→ What is needed:
For the material that follows, list every line containing the word "sánh".

─── Supplied entries ───

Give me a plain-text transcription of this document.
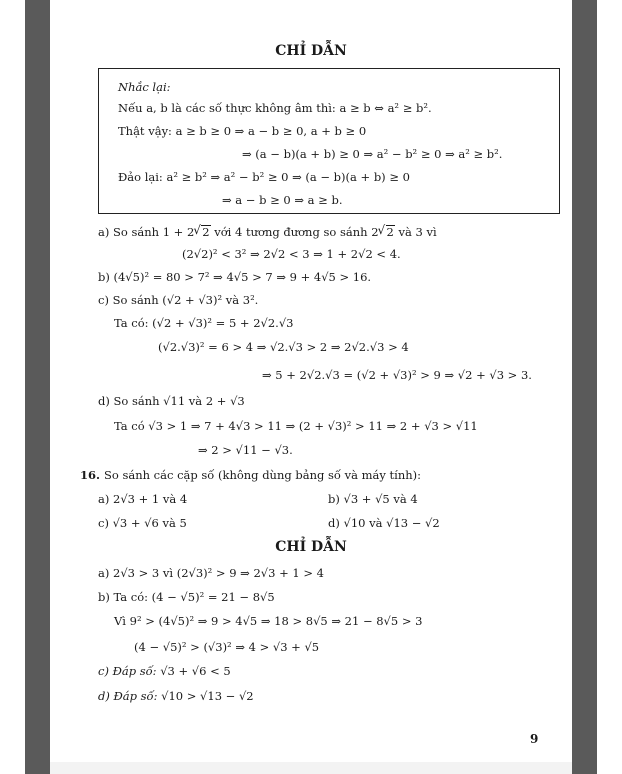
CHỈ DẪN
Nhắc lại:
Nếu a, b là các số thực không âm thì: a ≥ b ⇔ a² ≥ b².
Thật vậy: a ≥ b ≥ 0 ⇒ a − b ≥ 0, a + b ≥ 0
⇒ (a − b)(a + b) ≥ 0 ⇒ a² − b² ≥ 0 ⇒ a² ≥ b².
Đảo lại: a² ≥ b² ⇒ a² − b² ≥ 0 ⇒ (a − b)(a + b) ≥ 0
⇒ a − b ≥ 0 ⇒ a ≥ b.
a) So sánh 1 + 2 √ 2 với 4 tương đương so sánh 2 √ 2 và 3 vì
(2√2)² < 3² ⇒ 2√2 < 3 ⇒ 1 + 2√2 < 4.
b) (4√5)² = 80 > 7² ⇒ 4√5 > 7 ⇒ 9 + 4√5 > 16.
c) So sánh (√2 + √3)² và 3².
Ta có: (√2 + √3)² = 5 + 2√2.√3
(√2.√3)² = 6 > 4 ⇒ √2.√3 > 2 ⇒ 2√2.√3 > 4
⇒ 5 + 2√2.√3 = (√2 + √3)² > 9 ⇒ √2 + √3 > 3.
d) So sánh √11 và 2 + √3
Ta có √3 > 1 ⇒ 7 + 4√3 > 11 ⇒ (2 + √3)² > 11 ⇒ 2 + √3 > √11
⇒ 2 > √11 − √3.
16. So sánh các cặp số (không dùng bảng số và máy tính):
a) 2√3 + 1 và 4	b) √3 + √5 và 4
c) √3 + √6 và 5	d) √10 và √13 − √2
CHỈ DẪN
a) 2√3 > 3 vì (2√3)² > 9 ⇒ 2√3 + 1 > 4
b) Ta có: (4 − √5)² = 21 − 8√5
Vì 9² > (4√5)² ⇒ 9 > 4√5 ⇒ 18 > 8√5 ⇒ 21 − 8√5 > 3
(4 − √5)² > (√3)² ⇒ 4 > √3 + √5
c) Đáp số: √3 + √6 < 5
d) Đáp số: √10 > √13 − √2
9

───
─── Supplied entries ───

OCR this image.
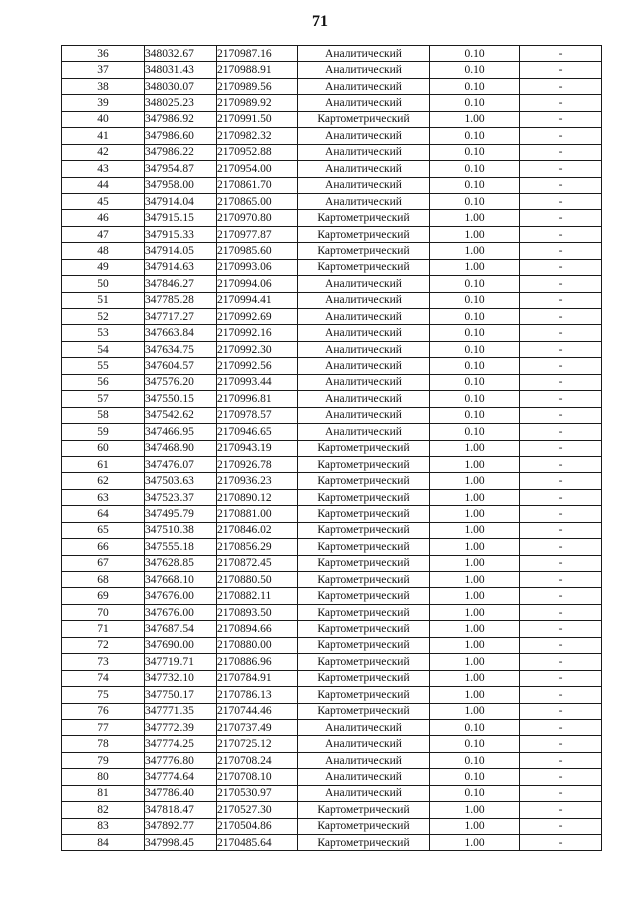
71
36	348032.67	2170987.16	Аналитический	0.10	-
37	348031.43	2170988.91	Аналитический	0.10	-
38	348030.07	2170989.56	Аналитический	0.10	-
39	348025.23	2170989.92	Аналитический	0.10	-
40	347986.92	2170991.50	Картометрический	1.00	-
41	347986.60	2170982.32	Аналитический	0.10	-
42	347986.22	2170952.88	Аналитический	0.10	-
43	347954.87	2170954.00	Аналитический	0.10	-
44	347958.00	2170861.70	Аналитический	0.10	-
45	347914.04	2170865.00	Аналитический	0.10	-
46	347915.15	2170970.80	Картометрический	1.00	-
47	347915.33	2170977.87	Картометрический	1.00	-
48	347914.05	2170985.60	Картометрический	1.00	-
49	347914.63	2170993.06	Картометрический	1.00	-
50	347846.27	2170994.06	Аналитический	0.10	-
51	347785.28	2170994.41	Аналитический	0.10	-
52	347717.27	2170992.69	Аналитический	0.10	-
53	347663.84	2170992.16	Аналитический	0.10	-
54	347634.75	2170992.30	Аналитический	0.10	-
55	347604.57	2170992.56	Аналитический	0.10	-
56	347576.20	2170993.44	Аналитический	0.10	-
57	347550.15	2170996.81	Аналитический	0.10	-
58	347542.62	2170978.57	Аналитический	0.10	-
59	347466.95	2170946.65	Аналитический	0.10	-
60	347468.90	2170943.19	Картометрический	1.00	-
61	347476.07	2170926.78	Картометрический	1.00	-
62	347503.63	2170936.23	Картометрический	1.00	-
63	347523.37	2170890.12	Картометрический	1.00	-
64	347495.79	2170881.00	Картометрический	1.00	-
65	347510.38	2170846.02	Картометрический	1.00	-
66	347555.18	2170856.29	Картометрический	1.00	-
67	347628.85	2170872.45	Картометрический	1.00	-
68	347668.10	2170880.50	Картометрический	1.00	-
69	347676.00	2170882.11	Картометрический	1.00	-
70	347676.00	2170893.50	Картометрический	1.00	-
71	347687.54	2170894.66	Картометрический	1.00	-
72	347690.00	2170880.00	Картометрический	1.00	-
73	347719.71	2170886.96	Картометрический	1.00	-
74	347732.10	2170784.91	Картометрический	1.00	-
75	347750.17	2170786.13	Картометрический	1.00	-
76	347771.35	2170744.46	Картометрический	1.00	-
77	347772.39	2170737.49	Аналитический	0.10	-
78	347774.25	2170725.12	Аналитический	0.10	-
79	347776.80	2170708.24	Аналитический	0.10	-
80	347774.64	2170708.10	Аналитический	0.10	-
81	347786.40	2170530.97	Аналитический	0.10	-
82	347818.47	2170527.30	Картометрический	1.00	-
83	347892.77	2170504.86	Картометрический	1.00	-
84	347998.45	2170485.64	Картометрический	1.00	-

───
─── Supplied entries ───

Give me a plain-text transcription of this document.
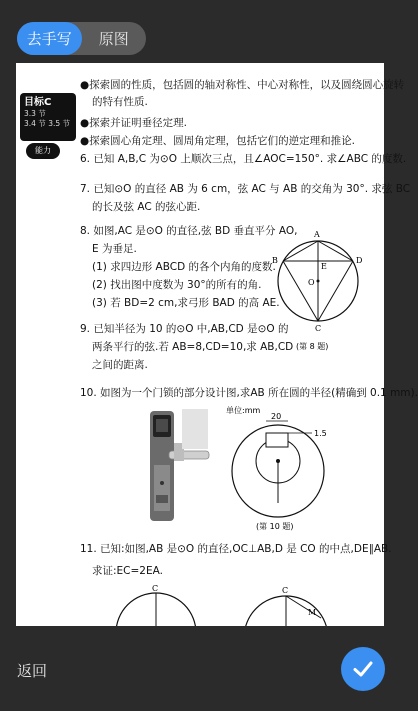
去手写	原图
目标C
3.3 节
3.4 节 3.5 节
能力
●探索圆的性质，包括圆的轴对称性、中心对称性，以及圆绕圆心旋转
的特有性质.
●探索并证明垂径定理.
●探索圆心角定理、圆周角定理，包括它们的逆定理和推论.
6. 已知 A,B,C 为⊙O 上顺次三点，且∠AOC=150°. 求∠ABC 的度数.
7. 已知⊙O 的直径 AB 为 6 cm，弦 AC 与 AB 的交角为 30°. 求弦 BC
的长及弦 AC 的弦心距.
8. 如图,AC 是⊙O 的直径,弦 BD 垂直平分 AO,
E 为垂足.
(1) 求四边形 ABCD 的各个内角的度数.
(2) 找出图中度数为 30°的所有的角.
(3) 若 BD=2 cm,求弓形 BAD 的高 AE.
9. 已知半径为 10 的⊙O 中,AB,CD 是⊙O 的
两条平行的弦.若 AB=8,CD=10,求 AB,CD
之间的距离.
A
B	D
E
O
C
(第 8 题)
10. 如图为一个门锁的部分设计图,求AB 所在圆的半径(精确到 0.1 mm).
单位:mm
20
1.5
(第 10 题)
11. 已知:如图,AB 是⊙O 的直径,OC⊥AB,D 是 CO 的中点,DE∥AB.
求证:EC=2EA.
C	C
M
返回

───

→ The completed task:
a) So sánh 1 + 2 √ 2 với 4 tương đương so sánh 2 √ 2 và 3 vì
c) So sánh (√2 + √3)² và 3².
d) So sánh √11 và 2 + √3
16. So sánh các cặp số (không dùng bảng số và máy tính):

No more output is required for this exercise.